Problem: Write out the data below exactly as given, without any of its pictures.

Supplied data:

[start]

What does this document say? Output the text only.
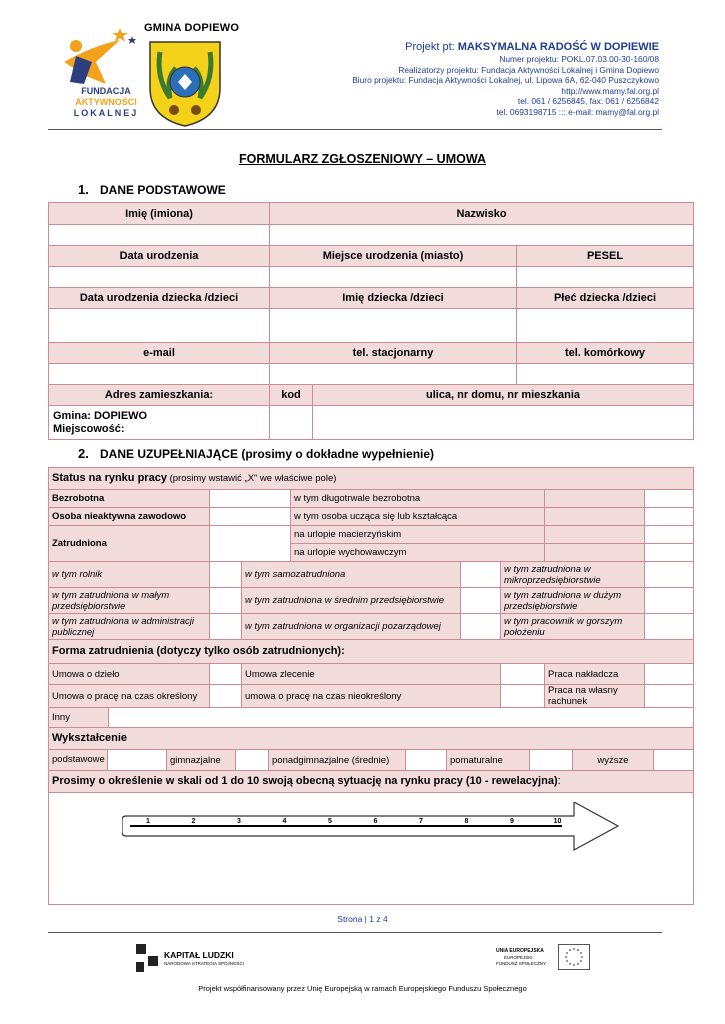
FUNDACJA
AKTYWNOŚCI
LOKALNEJ
GMINA DOPIEWO
Projekt pt: MAKSYMALNA RADOŚĆ W DOPIEWIE
Numer projektu: POKL.07.03.00-30-160/08
Realizatorzy projektu: Fundacja Aktywności Lokalnej i Gmina Dopiewo
Biuro projektu: Fundacja Aktywności Lokalnej, ul. Lipowa 6A, 62-040 Puszczykowo
http://www.mamy.fal.org.pl
tel. 061 / 6256845, fax: 061 / 6256842
tel. 0693198715 ::: e-mail: mamy@fal.org.pl
FORMULARZ ZGŁOSZENIOWY – UMOWA
1. DANE PODSTAWOWE
Imię (imiona)	Nazwisko		

Data urodzenia	Miejsce urodzenia (miasto)		PESEL

Data urodzenia dziecka /dzieci	Imię dziecka /dzieci		Płeć dziecka /dzieci

e-mail	tel. stacjonarny		tel. komórkowy

Adres zamieszkania:	kod	ulica, nr domu, nr mieszkania	

Gmina: DOPIEWO
Miejscowość:			

2. DANE UZUPEŁNIAJĄCE (prosimy o dokładne wypełnienie)
Status na rynku pracy (prosimy wstawić „X” we właściwe pole)								
Bezrobotna				w tym długotrwale bezrobotna				
Osoba nieaktywna zawodowo				w tym osoba ucząca się lub kształcąca				
Zatrudniona				na urlopie macierzyńskim				
				na urlopie wychowawczym				
w tym rolnik			w tym samozatrudniona			w tym zatrudniona w mikroprzedsiębiorstwie		
w tym zatrudniona w małym przedsiębiorstwie			w tym zatrudniona w średnim przedsiębiorstwie			w tym zatrudniona w dużym przedsiębiorstwie		
w tym zatrudniona w administracji publicznej			w tym zatrudniona w organizacji pozarządowej			w tym pracownik w gorszym położeniu		
Forma zatrudnienia (dotyczy tylko osób zatrudnionych):								
Umowa o dzieło			Umowa zlecenie				Praca nakładcza	
Umowa o pracę na czas określony			umowa o pracę na czas nieokreślony				Praca na własny rachunek	
Inny								
Wykształcenie								

podstawowe gimnazjalne ponadgimnazjalne (średnie) pomaturalne wyższe								

Prosimy o określenie w skali od 1 do 10 swoją obecną sytuację na rynku pracy (10 - rewelacyjna):								

1	2	3	4	5	6	7	8	9	10
Strona | 1 z 4
KAPITAŁ LUDZKI
NARODOWA STRATEGIA SPÓJNOŚCI
UNIA EUROPEJSKA
EUROPEJSKI
FUNDUSZ SPOŁECZNY
Projekt współfinansowany przez Unię Europejską w ramach Europejskiego Funduszu Społecznego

[end]

Exercise response:
What does this document say? Output the text only.
FUNDACJA
AKTYWNOŚCI
LOKALNEJ
GMINA DOPIEWO
Projekt pt: MAKSYMALNA RADOŚĆ W DOPIEWIE
Numer projektu: POKL.07.03.00-30-160/08
Realizatorzy projektu: Fundacja Aktywności Lokalnej i Gmina Dopiewo
Biuro projektu: Fundacja Aktywności Lokalnej, ul. Lipowa 6A, 62-040 Puszczykowo
http://www.mamy.fal.org.pl
tel. 061 / 6256845, fax: 061 / 6256842
tel. 0693198715 ::: e-mail: mamy@fal.org.pl
FORMULARZ ZGŁOSZENIOWY – UMOWA
1. DANE PODSTAWOWE
Imię (imiona)	Nazwisko		

Data urodzenia	Miejsce urodzenia (miasto)		PESEL

Data urodzenia dziecka /dzieci	Imię dziecka /dzieci		Płeć dziecka /dzieci

e-mail	tel. stacjonarny		tel. komórkowy

Adres zamieszkania:	kod	ulica, nr domu, nr mieszkania	

Gmina: DOPIEWO
Miejscowość:			

2. DANE UZUPEŁNIAJĄCE (prosimy o dokładne wypełnienie)
Status na rynku pracy (prosimy wstawić „X” we właściwe pole)								
Bezrobotna				w tym długotrwale bezrobotna				
Osoba nieaktywna zawodowo				w tym osoba ucząca się lub kształcąca				
Zatrudniona				na urlopie macierzyńskim				
				na urlopie wychowawczym				
w tym rolnik			w tym samozatrudniona			w tym zatrudniona w mikroprzedsiębiorstwie		
w tym zatrudniona w małym przedsiębiorstwie			w tym zatrudniona w średnim przedsiębiorstwie			w tym zatrudniona w dużym przedsiębiorstwie		
w tym zatrudniona w administracji publicznej			w tym zatrudniona w organizacji pozarządowej			w tym pracownik w gorszym położeniu		
Forma zatrudnienia (dotyczy tylko osób zatrudnionych):								
Umowa o dzieło			Umowa zlecenie				Praca nakładcza	
Umowa o pracę na czas określony			umowa o pracę na czas nieokreślony				Praca na własny rachunek	
Inny								
Wykształcenie								

podstawowe gimnazjalne ponadgimnazjalne (średnie) pomaturalne wyższe								

Prosimy o określenie w skali od 1 do 10 swoją obecną sytuację na rynku pracy (10 - rewelacyjna):								

1	2	3	4	5	6	7	8	9	10
Strona | 1 z 4
KAPITAŁ LUDZKI
NARODOWA STRATEGIA SPÓJNOŚCI
UNIA EUROPEJSKA
EUROPEJSKI
FUNDUSZ SPOŁECZNY
Projekt współfinansowany przez Unię Europejską w ramach Europejskiego Funduszu Społecznego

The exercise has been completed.